— start Provided records —

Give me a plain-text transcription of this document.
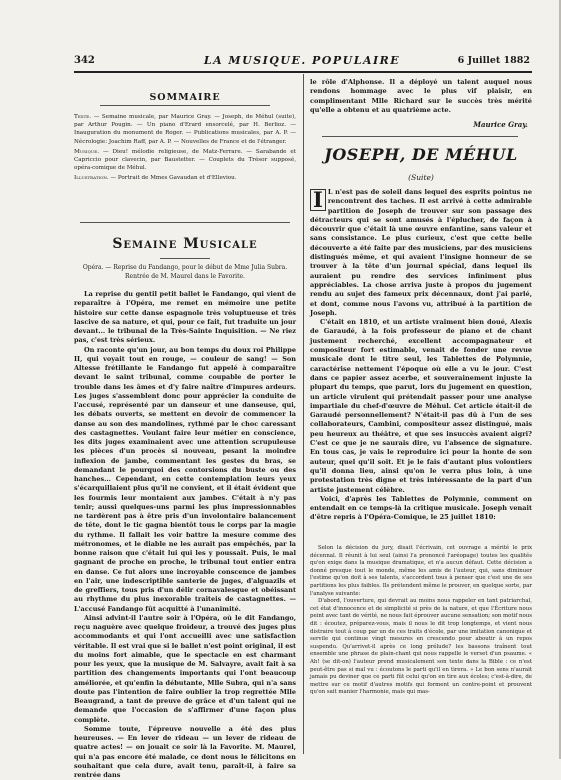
342	LA MUSIQUE. POPULAIRE	6 Juillet 1882
SOMMAIRE

Texte. — Semaine musicale, par Maurice Gray. — Joseph, de Méhul (suite), par Arthur Pougin. — Un piano d'Erard ensorcelé, par H. Berlioz. — Inauguration du monument de Roger. — Publications musicales, par A. P. — Nécrologie: Joachim Raff, par A. P. — Nouvelles de France et de l'étranger.

Musique. — Dieu! mélodie religieuse, de Matz-Ferrare. — Sarabande et Capriccio pour clavecin, par Baustetter. — Couplets du Trésor supposé, opéra-comique de Méhul.

Illustration. — Portrait de Mmes Gavaudan et d'Elleviou.

Semaine Musicale
Opéra. — Reprise du Fandango, pour le début de Mme Julia Subra.
Rentrée de M. Maurel dans le Favorite.

La reprise du gentil petit ballet le Fandango, qui vient de reparaître à l'Opéra, me remet en mémoire une petite histoire sur cette danse espagnole très voluptueuse et très lascive de sa nature, et qui, pour ce fait, fut traduite un jour devant... le tribunal de la Très-Sainte Inquisition. — Ne riez pas, c'est très sérieux.

On raconte qu'un jour, au bon temps du doux roi Philippe II, qui voyait tout en rouge, — couleur de sang! — Son Altesse frétillante le Fandango fut appelé à comparaître devant le saint tribunal, comme coupable de porter le trouble dans les âmes et d'y faire naître d'impures ardeurs. Les juges s'assemblent donc pour apprécier la conduite de l'accusé, représenté par un danseur et une danseuse, qui, les débats ouverts, se mettent en devoir de commencer la danse au son des mandolines, rythmé par le choc caressant des castagnettes. Voulant faire leur métier en conscience, les dits juges examinaient avec une attention scrupuleuse les pièces d'un procès si nouveau, pesant la moindre inflexion de jambe, commentant les gestes du bras, se demandant le pourquoi des contorsions du buste ou des hanches... Cependant, en cette contemplation leurs yeux s'écarquillaient plus qu'il ne convient, et il était évident que les fourmis leur montaient aux jambes. C'était à n'y pas tenir; aussi quelques-uns parmi les plus impressionnables ne tardèrent pas à être pris d'un involontaire balancement de tête, dont le tic gagna bientôt tous le corps par la magie du rythme. Il fallait les voir battre la mesure comme des métronomes, et le diable ne les aurait pas empêchés, par la bonne raison que c'était lui qui les y poussait. Puis, le mal gagnant de proche en proche, le tribunal tout entier entra en danse. Ce fut alors une incroyable conscence de jambes en l'air, une indescriptible santerie de juges, d'alguazils et de greffiers, tous pris d'un délir cornavalesque et obéissant au rhythme du plus inexorable traiteis de castagnettes. — L'accusé Fandango fût acquitté à l'unanimité.

Ainsi advint-il l'autre soir à l'Opéra, où le dit Fandango, reçu naguère avec quelque froideur, a trouvé des juges plus accommodants et qui l'ont accueilli avec une satisfaction véritable. Il est vrai que si le ballet n'est point original, il est du moins fort aimable, que le spectacle en est charmant pour les yeux, que la musique de M. Salvayre, avait fait à sa partition des changements importants qui l'ont beaucoup améliorée, et qu'enfin la débutante, Mlle Subra, qui n'a sans doute pas l'intention de faire oublier la trop regrettée Mlle Beaugrand, a tant de preuve de grâce et d'un talent qui ne demande que l'occasion de s'affirmer d'une façon plus complète.

Somme toute, l'épreuve nouvelle a été des plus heureuses. — En lever de rideau — un lever de rideau de quatre actes! — on jouait ce soir là la Favorite. M. Maurel, qui n'a pas encore été malade, ce dont nous le félicitons en souhaitant que cela dure, avait tenu, paraît-il, à faire sa rentrée dans

le rôle d'Alphonse. Il a déployé un talent auquel nous rendons hommage avec le plus vif plaisir, en complimentant Mlle Richard sur le succès très mérité qu'elle a obtenu et au quatrième acte.
Maurice Gray.
JOSEPH, DE MÉHUL
(Suite)

I L n'est pas de soleil dans lequel des esprits pointus ne rencontrent des taches. Il est arrivé à cette admirable partition de Joseph de trouver sur son passage des détracteurs qui se sont amusés à l'éplucher, de façon à découvrir que c'était là une œuvre enfantine, sans valeur et sans consistance. Le plus curieux, c'est que cette belle découverte a été faite par des musiciens, par des musiciens distingués même, et qui avaient l'insigne honneur de se trouver à la tête d'un journal spécial, dans lequel ils auraient pu rendre des services infiniment plus appréciables. La chose arriva juste à propos du jugement rendu au sujet des fameux prix décennaux, dont j'ai parlé, et dont, comme nous l'avons vu, attribué à la partition de Joseph.

C'était en 1810, et un artiste vraiment bien doué, Alexis de Garaudé, à la fois professeur de piano et de chant justement recherché, excellent accompagnateur et compositeur fort estimable, venait de fonder une revue musicale dont le titre seul, les Tablettes de Polymnie, caractérise nettement l'époque où elle a vu le jour. C'est dans ce papier assez acerbe, et souverainement injuste la plupart du temps, que parut, lors du jugement en question, un article virulent qui prétendait passer pour une analyse impartiale du chef-d'œuvre de Méhul. Cet article était-il de Garaudé personnellement? N'était-il pas dû à l'un de ses collaborateurs, Cambini, compositeur assez distingué, mais peu heureux au théâtre, et que ses insuccès avaient aigri? C'est ce que je ne saurais dire, vu l'absence de signature. En tous cas, je vais le reproduire ici pour la honte de son auteur, quel qu'il soit. Et je le fais d'autant plus volontiers qu'il donna lieu, ainsi qu'on le verra plus loin, à une protestation très digne et très intéressante de la part d'un artiste justement célèbre.

Voici, d'après les Tablettes de Polymnie, comment on entendait en ce temps-là la critique musicale. Joseph venait d'être repris à l'Opéra-Comique, le 25 juillet 1810:

Selon la décision du jury, disait l'écrivain, cet ouvrage a mérité le prix décennal. Il réunit à lui seul (ainsi l'a prononcé l'aréopage) toutes les qualités qu'on exige dans la musique dramatique, et n'a aucun défaut. Cette décision a donné presque tout le monde, même les amis de l'auteur, qui, sans diminuer l'estime qu'on doit à ses talents, s'accordent tous à penser que c'est une de ses partitions les plus faibles. Ils prétendent même le prouver, en quelque sorte, par l'analyse suivante:

D'abord, l'ouverture, qui devrait au moins nous rappeler en tant patriarchal, cet état d'innocence et de simplicité si près de la nature, et que l'Écriture nous peint avec tant de vérité, ne nous fait éprouver aucune sensation; son motif nous dit : écoutez, préparez-vous, mais il nous le dit trop longtemps, et vient nous distraire tout à coup par un de ces traits d'école, par une imitation canonique et servile qui continue vingt mesures en crescendo pour aboutir à un repos suspendu. Qu'arrivet-il après ce long prélude? les bassons traînent tout ensemble une phrase de plain-chant qui nous rappelle le verset d'un psaume. « Ah! (se dit-on) l'auteur prend musicalement son texte dans la Bible : ce n'est peut-être pas si mal vu : écoutons le parti qu'il en tirera. » Le bon sens n'aurait jamais pu deviner que ce parti fût celui qu'on en tire aux écoles; c'est-à-dire, de mettre sur ce motif d'autres motifs qui forment un contre-point et prouvent qu'on sait manier l'harmonie, mais qui mas-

— end Provided records —

**Task prompt:**
Tally up the lines holding the word "sans" in the data above, and answer with that figure only.

**Reply to the task:**
3